## BEGIN SUPPLIED RECORDS
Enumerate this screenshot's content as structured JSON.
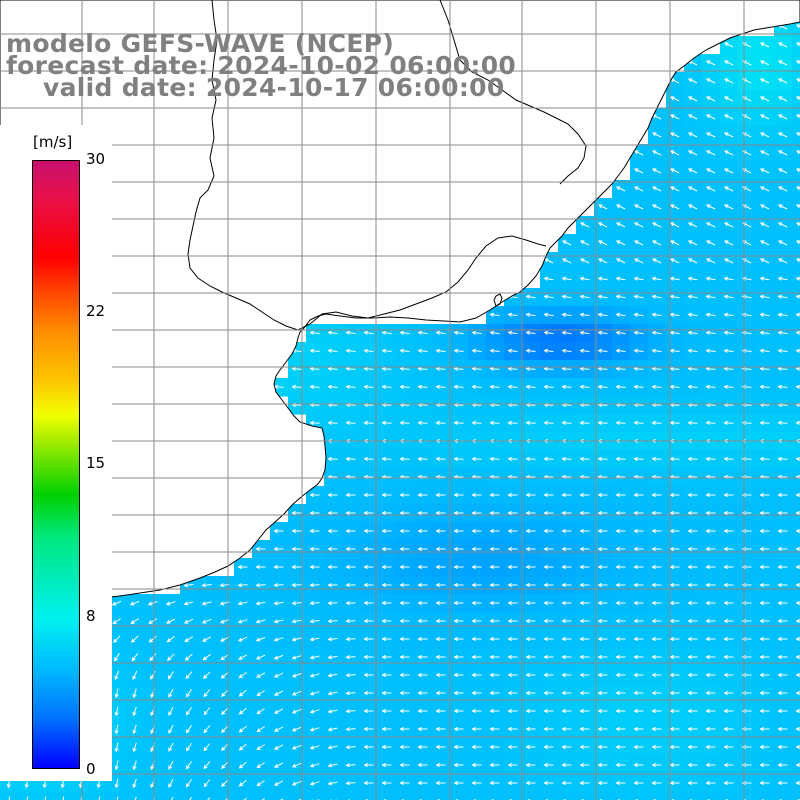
{
  "title": {
    "line1": "modelo GEFS-WAVE (NCEP)",
    "line2": "forecast date: 2024-10-02 06:00:00",
    "line3": "valid date: 2024-10-17 06:00:00"
  },
  "colorbar": {
    "unit": "[m/s]",
    "ticks": [
      "30",
      "22",
      "15",
      "8",
      "0"
    ],
    "tick_values": [
      30,
      22,
      15,
      8,
      0
    ],
    "range": [
      0,
      30
    ],
    "colors": [
      "#0000ff",
      "#0070ff",
      "#00b8ff",
      "#00f0f0",
      "#00e880",
      "#00d000",
      "#f0ff00",
      "#ffc400",
      "#ff8c00",
      "#ff0000",
      "#c8106e"
    ]
  },
  "map": {
    "ocean_base_color": "#1a9cff",
    "land_color": "#ffffff",
    "coastline_color": "#000000",
    "grid_color": "#8a8a8a",
    "arrow_color": "#ffffff",
    "dominant_wind_direction": "east-northeast winds blowing toward the west-southwest, backing to north near the southwest"
  }
}
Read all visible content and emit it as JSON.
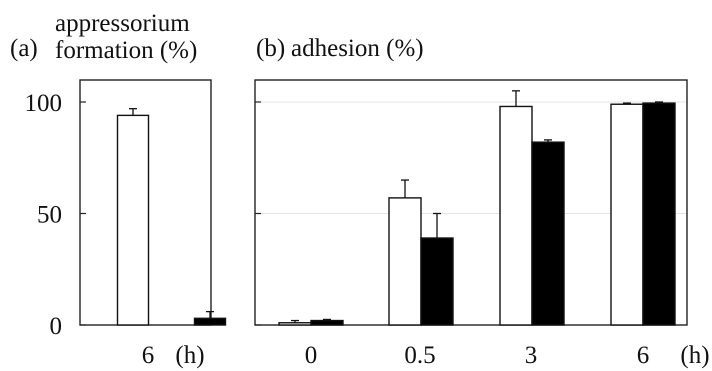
{
  "chart_data": [
    {
      "type": "bar",
      "panel_label": "(a)",
      "title_lines": [
        "appressorium",
        "formation (%)"
      ],
      "categories": [
        "6"
      ],
      "x_unit": "(h)",
      "y_ticks": [
        "100",
        "50",
        "0"
      ],
      "ylim": [
        0,
        110
      ],
      "grid": false,
      "series": [
        {
          "fill": "#ffffff",
          "values": [
            94
          ],
          "errors": [
            3
          ]
        },
        {
          "fill": "#000000",
          "values": [
            3
          ],
          "errors": [
            3
          ]
        }
      ]
    },
    {
      "type": "bar",
      "panel_label": "(b)",
      "title_lines": [
        "adhesion (%)"
      ],
      "categories": [
        "0",
        "0.5",
        "3",
        "6"
      ],
      "x_unit": "(h)",
      "y_ticks": [],
      "ylim": [
        0,
        110
      ],
      "grid": true,
      "series": [
        {
          "fill": "#ffffff",
          "values": [
            1,
            57,
            98,
            99
          ],
          "errors": [
            1,
            8,
            7,
            0.5
          ]
        },
        {
          "fill": "#000000",
          "values": [
            2,
            39,
            82,
            99.5
          ],
          "errors": [
            0.5,
            11,
            1,
            0.5
          ]
        }
      ]
    }
  ]
}
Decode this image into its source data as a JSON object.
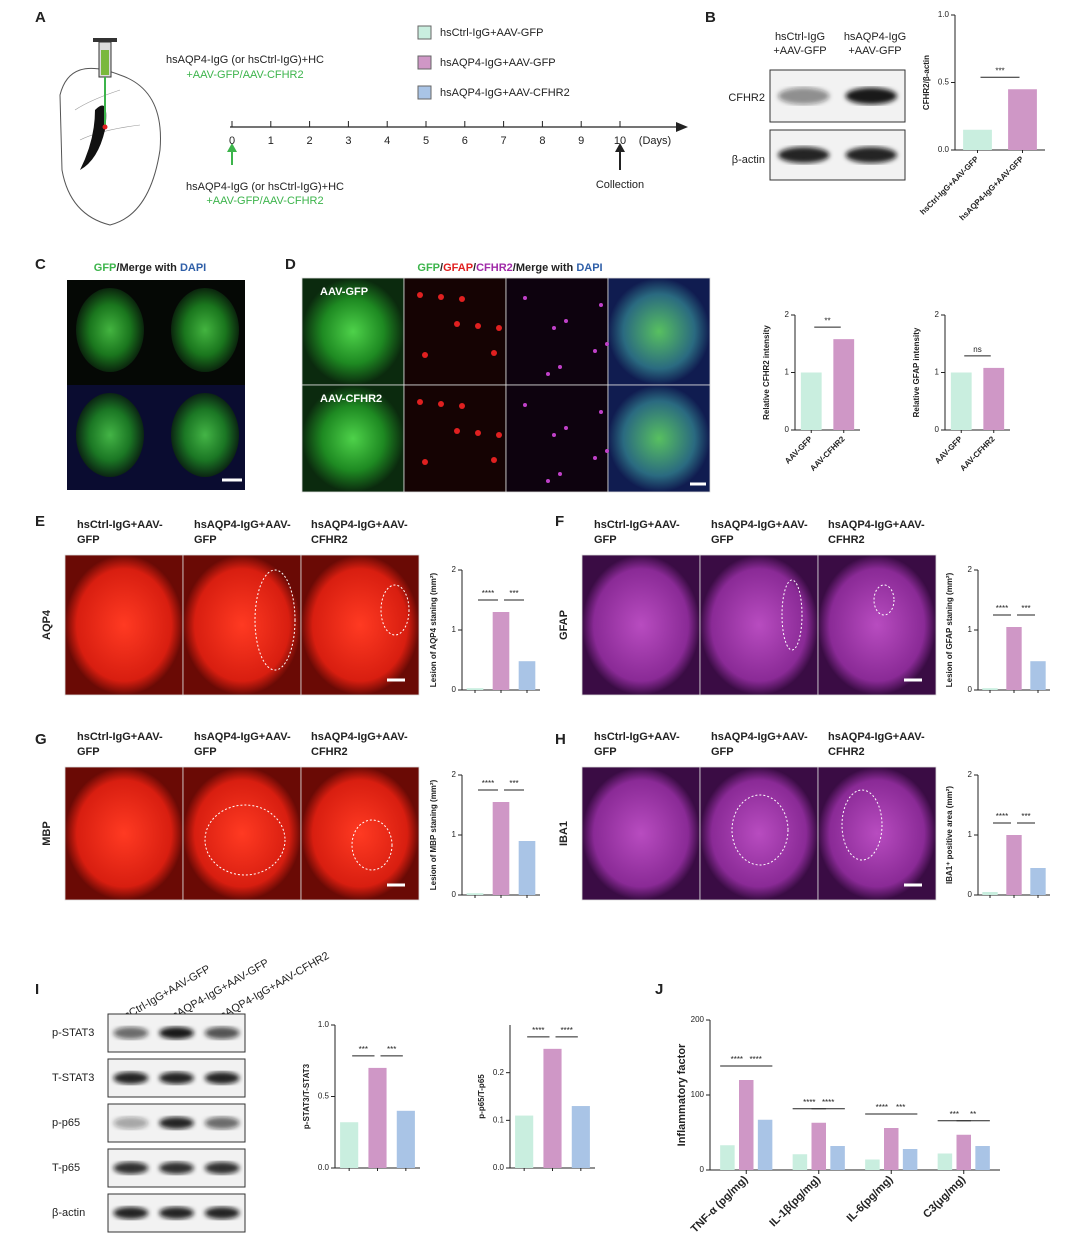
{
  "figure": {
    "letters": [
      "A",
      "B",
      "C",
      "D",
      "E",
      "F",
      "G",
      "H",
      "I",
      "J"
    ],
    "A": {
      "inj_top": [
        "hsAQP4-IgG (or hsCtrl-IgG)+HC",
        "+AAV-GFP/AAV-CFHR2"
      ],
      "days": [
        0,
        1,
        2,
        3,
        4,
        5,
        6,
        7,
        8,
        9,
        10
      ],
      "days_unit": "(Days)",
      "inj_bottom": [
        "hsAQP4-IgG (or hsCtrl-IgG)+HC",
        "+AAV-GFP/AAV-CFHR2"
      ],
      "collection": "Collection",
      "legend": [
        "hsCtrl-IgG+AAV-GFP",
        "hsAQP4-IgG+AAV-GFP",
        "hsAQP4-IgG+AAV-CFHR2"
      ],
      "legend_colors": [
        "#c9eedf",
        "#cf97c6",
        "#a9c4e6"
      ]
    },
    "B": {
      "columns": [
        [
          "hsCtrl-IgG",
          "+AAV-GFP"
        ],
        [
          "hsAQP4-IgG",
          "+AAV-GFP"
        ]
      ],
      "rows": [
        "CFHR2",
        "β-actin"
      ]
    },
    "C": {
      "title": [
        {
          "text": "GFP",
          "color": "#3cb44b"
        },
        {
          "text": "/Merge with ",
          "color": "#222222"
        },
        {
          "text": "DAPI",
          "color": "#2f5fa8"
        }
      ]
    },
    "D": {
      "title": [
        {
          "text": "GFP",
          "color": "#3cb44b"
        },
        {
          "text": "/",
          "color": "#222222"
        },
        {
          "text": "GFAP",
          "color": "#e02020"
        },
        {
          "text": "/",
          "color": "#222222"
        },
        {
          "text": "CFHR2",
          "color": "#a02aa8"
        },
        {
          "text": "/Merge with ",
          "color": "#222222"
        },
        {
          "text": "DAPI",
          "color": "#2f5fa8"
        }
      ],
      "rows": [
        "AAV-GFP",
        "AAV-CFHR2"
      ]
    },
    "E": {
      "columns": [
        [
          "hsCtrl-IgG+AAV-",
          "GFP"
        ],
        [
          "hsAQP4-IgG+AAV-",
          "GFP"
        ],
        [
          "hsAQP4-IgG+AAV-",
          "CFHR2"
        ]
      ],
      "stain": "AQP4",
      "stain_color": "#e8301e"
    },
    "F": {
      "columns": [
        [
          "hsCtrl-IgG+AAV-",
          "GFP"
        ],
        [
          "hsAQP4-IgG+AAV-",
          "GFP"
        ],
        [
          "hsAQP4-IgG+AAV-",
          "CFHR2"
        ]
      ],
      "stain": "GFAP",
      "stain_color": "#b040b8"
    },
    "G": {
      "columns": [
        [
          "hsCtrl-IgG+AAV-",
          "GFP"
        ],
        [
          "hsAQP4-IgG+AAV-",
          "GFP"
        ],
        [
          "hsAQP4-IgG+AAV-",
          "CFHR2"
        ]
      ],
      "stain": "MBP",
      "stain_color": "#e8301e"
    },
    "H": {
      "columns": [
        [
          "hsCtrl-IgG+AAV-",
          "GFP"
        ],
        [
          "hsAQP4-IgG+AAV-",
          "GFP"
        ],
        [
          "hsAQP4-IgG+AAV-",
          "CFHR2"
        ]
      ],
      "stain": "IBA1",
      "stain_color": "#b040b8"
    },
    "I": {
      "columns": [
        "hsCtrl-IgG+AAV-GFP",
        "hsAQP4-IgG+AAV-GFP",
        "hsAQP4-IgG+AAV-CFHR2"
      ],
      "rows": [
        "p-STAT3",
        "T-STAT3",
        "p-p65",
        "T-p65",
        "β-actin"
      ]
    }
  },
  "chart_data": [
    {
      "type": "bar",
      "ylabel": "CFHR2/β-actin",
      "categories": [
        "hsCtrl-IgG+AAV-GFP",
        "hsAQP4-IgG+AAV-GFP"
      ],
      "values": [
        0.15,
        0.45
      ],
      "colors": [
        "#c9eedf",
        "#cf97c6"
      ],
      "ylim": [
        0,
        1
      ],
      "yticks": [
        {
          "value": 0,
          "label": "0.0"
        },
        0.5,
        {
          "value": 1,
          "label": "1.0"
        }
      ],
      "significance": [
        "***"
      ]
    },
    {
      "type": "bar",
      "ylabel": "Relative CFHR2 intensity",
      "categories": [
        "AAV-GFP",
        "AAV-CFHR2"
      ],
      "values": [
        1.0,
        1.58
      ],
      "colors": [
        "#c9eedf",
        "#cf97c6"
      ],
      "ylim": [
        0,
        2
      ],
      "yticks": [
        0,
        1,
        2
      ],
      "significance": [
        "**"
      ]
    },
    {
      "type": "bar",
      "ylabel": "Relative GFAP intensity",
      "categories": [
        "AAV-GFP",
        "AAV-CFHR2"
      ],
      "values": [
        1.0,
        1.08
      ],
      "colors": [
        "#c9eedf",
        "#cf97c6"
      ],
      "ylim": [
        0,
        2
      ],
      "yticks": [
        0,
        1,
        2
      ],
      "significance": [
        "ns"
      ]
    },
    {
      "type": "bar",
      "ylabel": "Lesion of AQP4 staning (mm²)",
      "values": [
        0.03,
        1.3,
        0.48
      ],
      "colors": [
        "#c9eedf",
        "#cf97c6",
        "#a9c4e6"
      ],
      "ylim": [
        0,
        2
      ],
      "yticks": [
        0,
        1,
        2
      ],
      "significance": [
        "****",
        "***"
      ]
    },
    {
      "type": "bar",
      "ylabel": "Lesion of GFAP staning (mm²)",
      "values": [
        0.03,
        1.05,
        0.48
      ],
      "colors": [
        "#c9eedf",
        "#cf97c6",
        "#a9c4e6"
      ],
      "ylim": [
        0,
        2
      ],
      "yticks": [
        0,
        1,
        2
      ],
      "significance": [
        "****",
        "***"
      ]
    },
    {
      "type": "bar",
      "ylabel": "Lesion of MBP staning (mm²)",
      "values": [
        0.03,
        1.55,
        0.9
      ],
      "colors": [
        "#c9eedf",
        "#cf97c6",
        "#a9c4e6"
      ],
      "ylim": [
        0,
        2
      ],
      "yticks": [
        0,
        1,
        2
      ],
      "significance": [
        "****",
        "***"
      ]
    },
    {
      "type": "bar",
      "ylabel": "IBA1⁺ positive area (mm²)",
      "values": [
        0.05,
        1.0,
        0.45
      ],
      "colors": [
        "#c9eedf",
        "#cf97c6",
        "#a9c4e6"
      ],
      "ylim": [
        0,
        2
      ],
      "yticks": [
        0,
        1,
        2
      ],
      "significance": [
        "****",
        "***"
      ]
    },
    {
      "type": "bar",
      "ylabel": "p-STAT3/T-STAT3",
      "values": [
        0.32,
        0.7,
        0.4
      ],
      "colors": [
        "#c9eedf",
        "#cf97c6",
        "#a9c4e6"
      ],
      "ylim": [
        0,
        1
      ],
      "yticks": [
        {
          "value": 0,
          "label": "0.0"
        },
        0.5,
        {
          "value": 1,
          "label": "1.0"
        }
      ],
      "significance": [
        "***",
        "***"
      ]
    },
    {
      "type": "bar",
      "ylabel": "p-p65/T-p65",
      "values": [
        0.11,
        0.25,
        0.13
      ],
      "colors": [
        "#c9eedf",
        "#cf97c6",
        "#a9c4e6"
      ],
      "ylim": [
        0,
        0.3
      ],
      "yticks": [
        {
          "value": 0,
          "label": "0.0"
        },
        0.1,
        0.2
      ],
      "significance": [
        "****",
        "****"
      ]
    },
    {
      "type": "grouped_bar",
      "ylabel": "Inflammatory factor",
      "categories": [
        "TNF-α (pg/mg)",
        "IL-1β(pg/mg)",
        "IL-6(pg/mg)",
        "C3(μg/mg)"
      ],
      "series": [
        {
          "color": "#c9eedf",
          "values": [
            33,
            21,
            14,
            22
          ]
        },
        {
          "color": "#cf97c6",
          "values": [
            120,
            63,
            56,
            47
          ]
        },
        {
          "color": "#a9c4e6",
          "values": [
            67,
            32,
            28,
            32
          ]
        }
      ],
      "ylim": [
        0,
        200
      ],
      "yticks": [
        0,
        100,
        200
      ],
      "significance": [
        [
          "****",
          "****"
        ],
        [
          "****",
          "****"
        ],
        [
          "****",
          "***"
        ],
        [
          "***",
          "**"
        ]
      ]
    }
  ]
}
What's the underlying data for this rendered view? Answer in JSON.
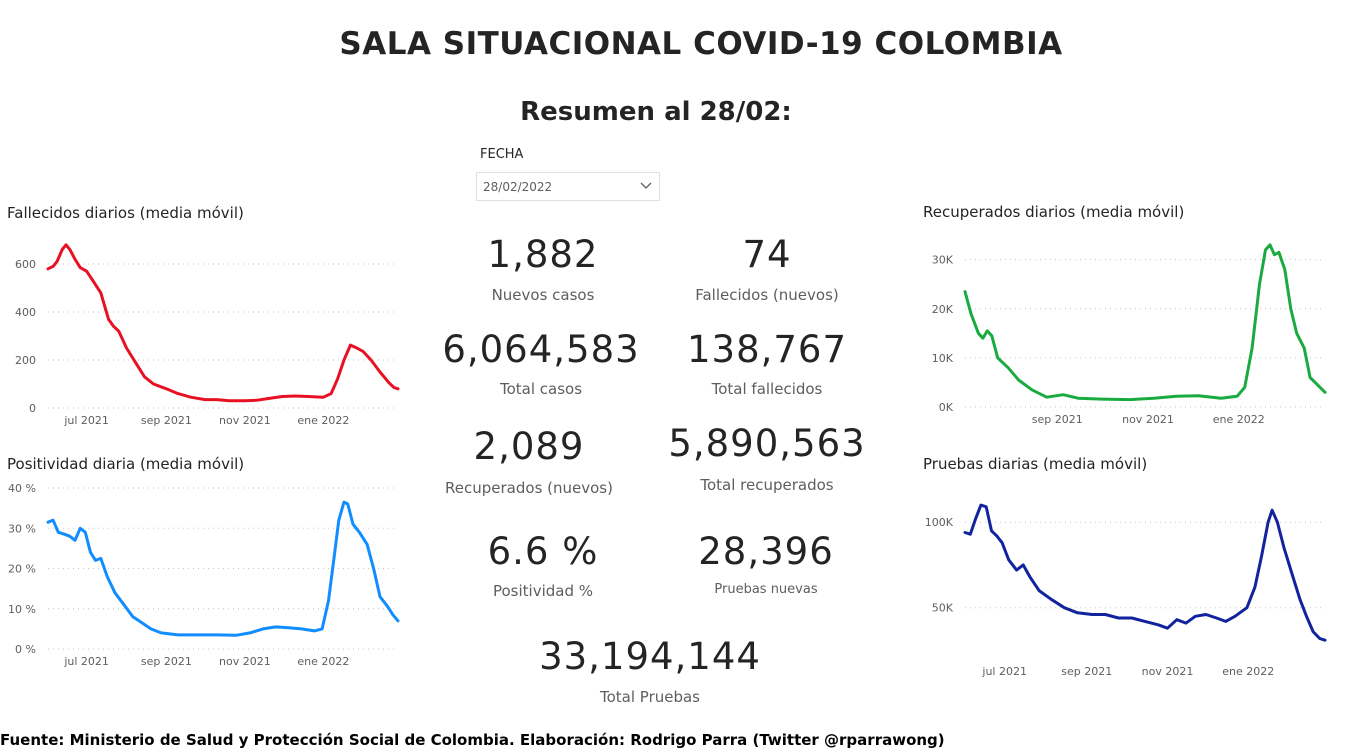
## END SUPPLIED RECORDS
### SHORT TASK
Display every line of the listing that contains the string "Relative".

### FINAL ANSWER
      "ylabel": "Relative CFHR2 intensity",
      "ylabel": "Relative GFAP intensity",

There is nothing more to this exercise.